■ EXERCISE
Write out, word for word, the part of the data center news recap that opens with the words containing "For your weekend" and closes with "dominant public clouds.".

■ STUDY TEXT
For your weekend reading, here’s a recap of five noteworthy stories that appeared on Data Center Knowledge this past week.

Should the OpenStack Community Embrace Amazon & Google? - In an open letter to the OpenStack community,Cloudscaling co-founder and CTO Randy Bias is making the case that OpenStack must embrace other public clouds rather than set themselves up as an open alternative to the mega-clouds. If the future is hybrid, he argues, OpenStack must play with the dominant public clouds.

Equinix Testing Fuel Cell for Use in Fire Suppression - Equinix has become the latest provider to test drive the use of fuel cells, installing a 100-kilowatt system to generate energy for its FR4 data center in Frankfurt, Germany, the company said. In a new wrinkle, the demonstration system is designed to also provide fire suppression by managing the oxygen level in the room, leaving enough oxygen for staff to breathe comfortably but not enough oxygen to support a fire.

Looking Beyond Linpack: New Supercomputing Benchmark in the Works - Has the performance metric used to rank the world’s top supercomputers become dated ? With so much emphasis and funding invested in the Top500 rankings, the 20-year old Linpack benchmark has come under scrutiny, with some in the community suggesting it needs to evolve. Now even University of Tennessee  professor Jack Dongarra, who helped found the Top500 list, believes it is time for a change.

Facebook’s Power Footprint Growing, Moving East - Facebook’s data center energy use grew 33 percent in 2012, as the company installed tens of thousands of servers in its new company-built data centers. The growth of the company’s power usage is disclosed in the company’s latest sustainability report, which also documents the company’s move to reduce its computing footprint in Silicon Valley, even as it boosts its reliance on leased space in northern Virginia.

Harvesting Big Data: How Farm Fields Boost Data Center Demand - Those fields of crops you drive past out in the country could be generating data center demand. PureSense, which provides “irrigation intelligence” for farmers to manage and automate irrigation systems to improve crop yields, is expanding its data center to accommodate 14 terabytes of data and 4 billion data records.

■ INFORMATION PROVIDED

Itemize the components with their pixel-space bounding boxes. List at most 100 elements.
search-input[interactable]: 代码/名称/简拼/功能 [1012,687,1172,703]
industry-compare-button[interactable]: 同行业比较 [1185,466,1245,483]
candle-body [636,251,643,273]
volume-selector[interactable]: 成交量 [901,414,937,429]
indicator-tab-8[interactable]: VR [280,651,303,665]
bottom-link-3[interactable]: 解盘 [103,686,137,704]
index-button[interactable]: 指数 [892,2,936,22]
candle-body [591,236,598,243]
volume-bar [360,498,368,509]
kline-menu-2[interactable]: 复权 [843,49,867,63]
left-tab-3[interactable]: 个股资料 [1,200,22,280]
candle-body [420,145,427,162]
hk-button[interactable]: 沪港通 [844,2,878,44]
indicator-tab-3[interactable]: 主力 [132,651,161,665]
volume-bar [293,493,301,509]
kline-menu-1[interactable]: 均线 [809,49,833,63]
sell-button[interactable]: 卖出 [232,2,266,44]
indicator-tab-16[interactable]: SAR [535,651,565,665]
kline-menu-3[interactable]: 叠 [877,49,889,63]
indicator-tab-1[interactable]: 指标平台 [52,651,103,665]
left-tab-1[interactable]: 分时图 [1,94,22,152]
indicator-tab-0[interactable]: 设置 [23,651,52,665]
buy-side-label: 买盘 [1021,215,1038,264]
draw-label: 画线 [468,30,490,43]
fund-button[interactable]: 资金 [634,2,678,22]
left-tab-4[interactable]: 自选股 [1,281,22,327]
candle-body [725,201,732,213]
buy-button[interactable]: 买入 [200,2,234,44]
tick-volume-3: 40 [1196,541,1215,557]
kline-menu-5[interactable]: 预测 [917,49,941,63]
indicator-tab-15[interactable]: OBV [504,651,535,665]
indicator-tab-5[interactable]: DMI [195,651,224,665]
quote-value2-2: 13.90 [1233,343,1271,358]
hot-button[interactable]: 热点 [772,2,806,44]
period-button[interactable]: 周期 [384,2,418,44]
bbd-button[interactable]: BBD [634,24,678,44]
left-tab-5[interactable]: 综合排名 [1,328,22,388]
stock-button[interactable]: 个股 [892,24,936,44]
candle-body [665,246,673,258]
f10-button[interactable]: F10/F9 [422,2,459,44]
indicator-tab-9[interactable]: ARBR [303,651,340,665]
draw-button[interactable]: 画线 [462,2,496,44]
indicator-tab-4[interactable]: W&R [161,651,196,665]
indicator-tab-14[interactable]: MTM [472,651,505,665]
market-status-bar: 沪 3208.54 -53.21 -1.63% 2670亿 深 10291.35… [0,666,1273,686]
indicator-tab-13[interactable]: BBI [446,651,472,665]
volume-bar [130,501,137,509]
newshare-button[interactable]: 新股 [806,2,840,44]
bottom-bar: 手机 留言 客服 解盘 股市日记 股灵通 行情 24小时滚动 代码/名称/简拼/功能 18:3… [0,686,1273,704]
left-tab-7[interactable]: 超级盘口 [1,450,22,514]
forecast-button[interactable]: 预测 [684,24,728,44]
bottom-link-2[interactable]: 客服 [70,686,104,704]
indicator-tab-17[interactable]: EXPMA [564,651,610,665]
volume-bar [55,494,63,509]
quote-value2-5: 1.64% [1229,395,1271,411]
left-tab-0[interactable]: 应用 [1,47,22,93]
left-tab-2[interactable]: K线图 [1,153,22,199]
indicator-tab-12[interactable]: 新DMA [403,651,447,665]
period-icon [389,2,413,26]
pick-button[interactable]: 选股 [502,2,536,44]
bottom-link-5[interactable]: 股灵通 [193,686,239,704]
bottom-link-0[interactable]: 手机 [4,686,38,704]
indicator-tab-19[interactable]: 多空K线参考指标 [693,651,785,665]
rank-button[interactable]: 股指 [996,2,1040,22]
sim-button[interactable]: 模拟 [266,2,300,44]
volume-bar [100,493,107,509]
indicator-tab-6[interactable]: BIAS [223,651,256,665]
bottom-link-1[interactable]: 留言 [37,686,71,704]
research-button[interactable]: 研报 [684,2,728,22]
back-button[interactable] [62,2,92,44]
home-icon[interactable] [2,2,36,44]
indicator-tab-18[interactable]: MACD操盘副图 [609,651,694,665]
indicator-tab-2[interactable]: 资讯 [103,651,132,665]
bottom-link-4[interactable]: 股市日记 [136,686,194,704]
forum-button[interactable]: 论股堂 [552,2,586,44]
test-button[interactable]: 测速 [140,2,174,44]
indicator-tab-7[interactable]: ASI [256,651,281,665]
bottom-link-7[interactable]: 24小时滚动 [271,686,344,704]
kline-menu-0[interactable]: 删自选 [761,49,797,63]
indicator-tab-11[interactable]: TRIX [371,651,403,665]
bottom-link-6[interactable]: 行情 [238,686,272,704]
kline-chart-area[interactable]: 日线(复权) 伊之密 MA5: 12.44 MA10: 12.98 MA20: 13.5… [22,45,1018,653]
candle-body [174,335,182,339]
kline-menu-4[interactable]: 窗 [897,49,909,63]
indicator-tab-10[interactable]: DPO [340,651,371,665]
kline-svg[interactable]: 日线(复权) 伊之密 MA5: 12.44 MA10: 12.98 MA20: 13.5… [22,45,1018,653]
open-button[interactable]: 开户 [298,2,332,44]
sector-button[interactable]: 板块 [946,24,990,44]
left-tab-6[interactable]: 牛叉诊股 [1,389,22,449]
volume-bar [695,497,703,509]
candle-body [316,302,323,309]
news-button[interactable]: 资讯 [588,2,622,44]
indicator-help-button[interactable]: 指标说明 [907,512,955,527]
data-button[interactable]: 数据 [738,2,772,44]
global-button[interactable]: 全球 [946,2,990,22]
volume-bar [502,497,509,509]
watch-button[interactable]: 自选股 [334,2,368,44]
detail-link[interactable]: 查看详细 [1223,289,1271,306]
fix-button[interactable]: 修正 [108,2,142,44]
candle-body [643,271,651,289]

■ SOLUTION TO THE PROBLEM
For your weekend reading, here’s a recap of five noteworthy stories that appeared on Data Center Knowledge this past week.

Should the OpenStack Community Embrace Amazon & Google? - In an open letter to the OpenStack community,Cloudscaling co-founder and CTO Randy Bias is making the case that OpenStack must embrace other public clouds rather than set themselves up as an open alternative to the mega-clouds. If the future is hybrid, he argues, OpenStack must play with the dominant public clouds.